● What the task requires
Some lines in the records below may hold the word "title"; give the number of those lines and nothing else.

* begin Records for the task *

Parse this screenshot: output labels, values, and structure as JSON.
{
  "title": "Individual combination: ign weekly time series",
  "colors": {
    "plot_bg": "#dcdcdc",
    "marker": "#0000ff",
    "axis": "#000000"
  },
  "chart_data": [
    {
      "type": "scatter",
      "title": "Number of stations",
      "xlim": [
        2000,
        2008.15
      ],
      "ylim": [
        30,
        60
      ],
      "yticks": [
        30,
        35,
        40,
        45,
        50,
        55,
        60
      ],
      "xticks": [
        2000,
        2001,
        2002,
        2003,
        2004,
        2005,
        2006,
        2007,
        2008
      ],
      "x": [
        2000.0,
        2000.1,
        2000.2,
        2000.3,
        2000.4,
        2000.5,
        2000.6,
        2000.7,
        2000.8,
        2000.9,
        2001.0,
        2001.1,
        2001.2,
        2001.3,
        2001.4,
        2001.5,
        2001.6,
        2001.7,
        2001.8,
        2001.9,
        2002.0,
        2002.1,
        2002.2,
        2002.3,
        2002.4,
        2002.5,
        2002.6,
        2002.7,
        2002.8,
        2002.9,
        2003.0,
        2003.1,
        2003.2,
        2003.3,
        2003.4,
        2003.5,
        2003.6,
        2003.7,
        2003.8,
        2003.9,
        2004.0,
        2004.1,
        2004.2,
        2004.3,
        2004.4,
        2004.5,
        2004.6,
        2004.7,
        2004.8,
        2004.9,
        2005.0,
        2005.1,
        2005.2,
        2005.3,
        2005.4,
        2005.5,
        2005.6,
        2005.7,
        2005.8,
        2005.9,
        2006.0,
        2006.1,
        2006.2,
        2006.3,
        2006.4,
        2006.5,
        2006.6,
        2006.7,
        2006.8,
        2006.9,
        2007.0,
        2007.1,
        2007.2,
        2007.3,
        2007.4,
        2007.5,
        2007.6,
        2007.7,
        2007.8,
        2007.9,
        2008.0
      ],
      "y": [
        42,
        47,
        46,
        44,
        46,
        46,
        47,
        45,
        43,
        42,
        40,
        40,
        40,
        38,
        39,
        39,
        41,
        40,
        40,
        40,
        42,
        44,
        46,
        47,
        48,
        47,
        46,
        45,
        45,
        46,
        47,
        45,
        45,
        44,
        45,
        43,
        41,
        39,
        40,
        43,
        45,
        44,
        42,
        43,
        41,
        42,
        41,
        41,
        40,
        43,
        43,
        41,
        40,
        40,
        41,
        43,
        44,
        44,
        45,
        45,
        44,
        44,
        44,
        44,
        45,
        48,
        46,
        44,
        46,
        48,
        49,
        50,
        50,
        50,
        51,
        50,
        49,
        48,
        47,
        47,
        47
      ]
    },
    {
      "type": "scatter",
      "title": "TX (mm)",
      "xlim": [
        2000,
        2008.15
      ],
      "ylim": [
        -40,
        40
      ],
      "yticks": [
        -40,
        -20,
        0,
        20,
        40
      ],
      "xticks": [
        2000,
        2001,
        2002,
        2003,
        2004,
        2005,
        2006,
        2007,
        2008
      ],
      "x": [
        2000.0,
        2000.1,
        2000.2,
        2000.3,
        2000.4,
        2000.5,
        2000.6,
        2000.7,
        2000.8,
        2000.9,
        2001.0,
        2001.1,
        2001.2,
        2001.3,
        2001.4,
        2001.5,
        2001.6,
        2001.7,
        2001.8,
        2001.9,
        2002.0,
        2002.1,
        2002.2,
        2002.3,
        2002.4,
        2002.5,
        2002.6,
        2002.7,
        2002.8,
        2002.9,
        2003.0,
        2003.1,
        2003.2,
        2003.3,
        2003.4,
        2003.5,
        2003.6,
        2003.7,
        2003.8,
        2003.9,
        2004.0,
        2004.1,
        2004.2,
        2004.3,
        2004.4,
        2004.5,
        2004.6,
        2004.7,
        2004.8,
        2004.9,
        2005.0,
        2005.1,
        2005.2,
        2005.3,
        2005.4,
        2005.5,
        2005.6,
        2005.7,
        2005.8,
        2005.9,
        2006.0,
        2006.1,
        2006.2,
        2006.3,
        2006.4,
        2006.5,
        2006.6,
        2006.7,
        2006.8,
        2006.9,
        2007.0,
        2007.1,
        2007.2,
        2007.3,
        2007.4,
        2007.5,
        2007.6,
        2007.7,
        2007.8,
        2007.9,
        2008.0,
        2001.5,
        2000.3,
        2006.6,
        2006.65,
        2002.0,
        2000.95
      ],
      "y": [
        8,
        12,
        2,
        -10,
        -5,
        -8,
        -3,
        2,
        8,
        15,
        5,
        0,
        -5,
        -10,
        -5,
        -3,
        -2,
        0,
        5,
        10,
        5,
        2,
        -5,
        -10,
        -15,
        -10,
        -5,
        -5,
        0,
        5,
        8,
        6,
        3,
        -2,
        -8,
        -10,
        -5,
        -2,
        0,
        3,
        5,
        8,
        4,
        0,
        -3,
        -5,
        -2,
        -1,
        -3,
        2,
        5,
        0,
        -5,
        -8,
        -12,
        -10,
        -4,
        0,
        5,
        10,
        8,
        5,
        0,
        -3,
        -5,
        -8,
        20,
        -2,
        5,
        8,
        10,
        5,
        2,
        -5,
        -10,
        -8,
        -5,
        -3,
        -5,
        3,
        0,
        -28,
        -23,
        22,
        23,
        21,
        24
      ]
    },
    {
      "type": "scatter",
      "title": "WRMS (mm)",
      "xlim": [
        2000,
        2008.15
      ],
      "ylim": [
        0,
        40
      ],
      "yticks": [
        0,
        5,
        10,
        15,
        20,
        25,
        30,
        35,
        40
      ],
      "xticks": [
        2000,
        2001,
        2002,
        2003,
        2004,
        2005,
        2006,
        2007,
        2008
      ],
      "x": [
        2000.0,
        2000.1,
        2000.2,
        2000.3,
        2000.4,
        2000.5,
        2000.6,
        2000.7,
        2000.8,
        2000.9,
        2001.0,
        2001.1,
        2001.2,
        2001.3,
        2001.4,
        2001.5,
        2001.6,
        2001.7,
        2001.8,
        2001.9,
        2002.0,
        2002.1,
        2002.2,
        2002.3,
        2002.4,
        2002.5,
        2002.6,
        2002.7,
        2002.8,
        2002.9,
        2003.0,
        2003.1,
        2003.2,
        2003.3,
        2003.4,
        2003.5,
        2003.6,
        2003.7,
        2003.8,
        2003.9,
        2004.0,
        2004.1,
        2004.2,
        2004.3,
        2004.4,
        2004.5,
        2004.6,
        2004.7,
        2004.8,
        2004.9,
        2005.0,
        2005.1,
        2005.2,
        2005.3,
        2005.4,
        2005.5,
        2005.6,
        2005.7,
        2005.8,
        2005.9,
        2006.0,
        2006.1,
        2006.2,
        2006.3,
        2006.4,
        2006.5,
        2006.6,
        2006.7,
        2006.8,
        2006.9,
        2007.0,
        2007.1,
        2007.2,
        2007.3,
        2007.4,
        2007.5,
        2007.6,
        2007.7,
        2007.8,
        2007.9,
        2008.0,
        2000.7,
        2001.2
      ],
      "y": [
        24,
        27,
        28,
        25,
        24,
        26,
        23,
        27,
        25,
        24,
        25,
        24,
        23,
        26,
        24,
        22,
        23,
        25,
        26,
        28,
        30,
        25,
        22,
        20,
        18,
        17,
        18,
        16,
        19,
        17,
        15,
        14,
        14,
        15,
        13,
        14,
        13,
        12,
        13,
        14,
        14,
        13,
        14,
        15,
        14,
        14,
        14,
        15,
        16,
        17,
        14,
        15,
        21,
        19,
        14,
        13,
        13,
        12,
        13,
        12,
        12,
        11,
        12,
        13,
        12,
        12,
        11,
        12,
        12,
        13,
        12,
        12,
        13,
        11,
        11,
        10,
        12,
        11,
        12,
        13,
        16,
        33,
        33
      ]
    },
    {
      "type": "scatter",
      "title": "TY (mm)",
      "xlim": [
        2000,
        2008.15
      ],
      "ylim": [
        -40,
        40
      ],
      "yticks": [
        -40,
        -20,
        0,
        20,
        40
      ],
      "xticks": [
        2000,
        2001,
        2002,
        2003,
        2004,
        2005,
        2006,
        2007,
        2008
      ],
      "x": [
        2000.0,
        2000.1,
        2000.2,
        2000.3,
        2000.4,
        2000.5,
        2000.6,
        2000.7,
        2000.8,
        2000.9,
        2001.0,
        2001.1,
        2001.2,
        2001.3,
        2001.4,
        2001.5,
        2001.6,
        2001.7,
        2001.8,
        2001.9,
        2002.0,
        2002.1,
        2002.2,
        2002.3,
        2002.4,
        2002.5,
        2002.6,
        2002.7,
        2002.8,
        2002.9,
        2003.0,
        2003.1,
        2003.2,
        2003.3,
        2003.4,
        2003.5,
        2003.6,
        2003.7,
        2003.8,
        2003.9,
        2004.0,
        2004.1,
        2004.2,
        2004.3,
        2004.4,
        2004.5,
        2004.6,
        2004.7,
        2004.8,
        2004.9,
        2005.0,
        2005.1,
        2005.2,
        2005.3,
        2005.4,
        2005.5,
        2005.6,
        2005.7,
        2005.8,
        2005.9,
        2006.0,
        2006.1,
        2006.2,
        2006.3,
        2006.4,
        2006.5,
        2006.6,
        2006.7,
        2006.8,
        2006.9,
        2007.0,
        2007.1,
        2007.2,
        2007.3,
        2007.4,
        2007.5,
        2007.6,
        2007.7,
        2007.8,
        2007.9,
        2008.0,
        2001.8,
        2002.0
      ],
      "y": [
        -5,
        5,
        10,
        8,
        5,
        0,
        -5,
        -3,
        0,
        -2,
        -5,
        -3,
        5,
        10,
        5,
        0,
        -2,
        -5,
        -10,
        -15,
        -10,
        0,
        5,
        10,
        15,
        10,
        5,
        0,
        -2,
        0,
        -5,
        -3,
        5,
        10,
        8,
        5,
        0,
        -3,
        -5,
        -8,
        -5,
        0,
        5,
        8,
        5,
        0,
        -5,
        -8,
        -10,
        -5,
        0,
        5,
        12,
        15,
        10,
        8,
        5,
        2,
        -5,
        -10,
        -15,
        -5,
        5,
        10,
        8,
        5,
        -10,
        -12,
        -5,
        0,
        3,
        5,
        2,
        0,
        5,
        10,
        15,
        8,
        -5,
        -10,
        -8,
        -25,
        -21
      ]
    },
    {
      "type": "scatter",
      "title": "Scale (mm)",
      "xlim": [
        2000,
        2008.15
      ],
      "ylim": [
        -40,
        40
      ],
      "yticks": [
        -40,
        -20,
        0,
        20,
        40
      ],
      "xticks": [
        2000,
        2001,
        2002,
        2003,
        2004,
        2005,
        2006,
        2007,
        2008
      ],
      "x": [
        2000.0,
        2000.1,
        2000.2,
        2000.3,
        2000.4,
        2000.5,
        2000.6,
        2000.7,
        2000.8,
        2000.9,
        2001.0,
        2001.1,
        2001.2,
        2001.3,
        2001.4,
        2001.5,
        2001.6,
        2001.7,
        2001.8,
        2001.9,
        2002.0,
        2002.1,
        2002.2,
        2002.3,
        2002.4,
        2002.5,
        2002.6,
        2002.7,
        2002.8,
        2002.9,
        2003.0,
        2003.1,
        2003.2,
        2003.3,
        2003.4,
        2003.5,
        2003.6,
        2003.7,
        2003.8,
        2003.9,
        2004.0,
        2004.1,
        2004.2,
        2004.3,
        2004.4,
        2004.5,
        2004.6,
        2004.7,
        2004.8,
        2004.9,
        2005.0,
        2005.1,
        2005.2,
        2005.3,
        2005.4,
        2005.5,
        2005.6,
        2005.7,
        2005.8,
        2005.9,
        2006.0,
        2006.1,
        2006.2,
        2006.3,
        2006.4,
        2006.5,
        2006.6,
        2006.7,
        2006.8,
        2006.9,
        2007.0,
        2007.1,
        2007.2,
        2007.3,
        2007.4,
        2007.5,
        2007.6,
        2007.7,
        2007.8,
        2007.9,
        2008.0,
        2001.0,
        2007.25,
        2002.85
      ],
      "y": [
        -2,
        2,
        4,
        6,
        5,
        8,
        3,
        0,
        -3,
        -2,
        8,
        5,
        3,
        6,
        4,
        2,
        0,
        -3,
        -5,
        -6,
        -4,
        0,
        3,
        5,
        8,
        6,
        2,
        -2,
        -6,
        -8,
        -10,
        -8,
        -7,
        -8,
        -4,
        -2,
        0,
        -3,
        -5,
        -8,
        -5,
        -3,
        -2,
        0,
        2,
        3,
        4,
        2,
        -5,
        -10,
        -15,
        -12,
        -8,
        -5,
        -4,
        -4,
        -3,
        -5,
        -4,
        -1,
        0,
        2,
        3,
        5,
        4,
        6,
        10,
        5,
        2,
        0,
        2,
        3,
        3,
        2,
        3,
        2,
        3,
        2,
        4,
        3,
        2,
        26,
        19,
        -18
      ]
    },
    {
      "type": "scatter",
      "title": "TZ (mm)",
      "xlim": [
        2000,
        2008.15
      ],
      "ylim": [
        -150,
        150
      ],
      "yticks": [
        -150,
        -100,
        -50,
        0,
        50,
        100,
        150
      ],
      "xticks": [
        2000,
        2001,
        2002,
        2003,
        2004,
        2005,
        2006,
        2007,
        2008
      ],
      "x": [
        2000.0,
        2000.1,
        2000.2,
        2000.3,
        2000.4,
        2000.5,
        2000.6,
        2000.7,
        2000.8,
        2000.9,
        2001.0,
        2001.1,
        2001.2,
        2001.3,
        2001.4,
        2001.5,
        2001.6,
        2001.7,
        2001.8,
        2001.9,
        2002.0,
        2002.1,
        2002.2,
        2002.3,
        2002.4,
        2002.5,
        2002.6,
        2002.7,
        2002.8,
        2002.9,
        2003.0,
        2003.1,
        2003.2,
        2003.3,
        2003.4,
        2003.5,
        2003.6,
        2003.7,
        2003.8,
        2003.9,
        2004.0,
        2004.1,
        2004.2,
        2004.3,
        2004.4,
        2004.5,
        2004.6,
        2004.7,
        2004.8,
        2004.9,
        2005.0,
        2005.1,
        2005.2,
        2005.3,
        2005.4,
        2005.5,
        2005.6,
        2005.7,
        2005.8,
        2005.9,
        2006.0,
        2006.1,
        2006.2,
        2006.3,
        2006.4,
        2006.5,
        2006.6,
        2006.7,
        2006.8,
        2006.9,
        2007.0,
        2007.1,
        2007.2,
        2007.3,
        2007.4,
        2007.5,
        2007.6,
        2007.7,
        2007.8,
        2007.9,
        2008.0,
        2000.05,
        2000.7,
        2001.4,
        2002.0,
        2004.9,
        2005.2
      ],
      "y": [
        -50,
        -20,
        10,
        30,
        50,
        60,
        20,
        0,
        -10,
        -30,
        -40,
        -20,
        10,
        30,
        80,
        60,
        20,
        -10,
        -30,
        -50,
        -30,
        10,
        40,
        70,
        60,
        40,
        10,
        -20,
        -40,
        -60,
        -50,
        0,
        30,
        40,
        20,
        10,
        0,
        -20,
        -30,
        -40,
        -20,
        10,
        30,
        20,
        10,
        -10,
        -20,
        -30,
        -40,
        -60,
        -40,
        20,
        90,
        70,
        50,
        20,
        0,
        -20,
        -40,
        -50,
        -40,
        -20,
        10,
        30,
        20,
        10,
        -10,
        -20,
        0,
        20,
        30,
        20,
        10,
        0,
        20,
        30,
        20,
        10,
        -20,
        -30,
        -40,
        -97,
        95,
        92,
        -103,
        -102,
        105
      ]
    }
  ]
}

* end Records for the task *

● Task result
7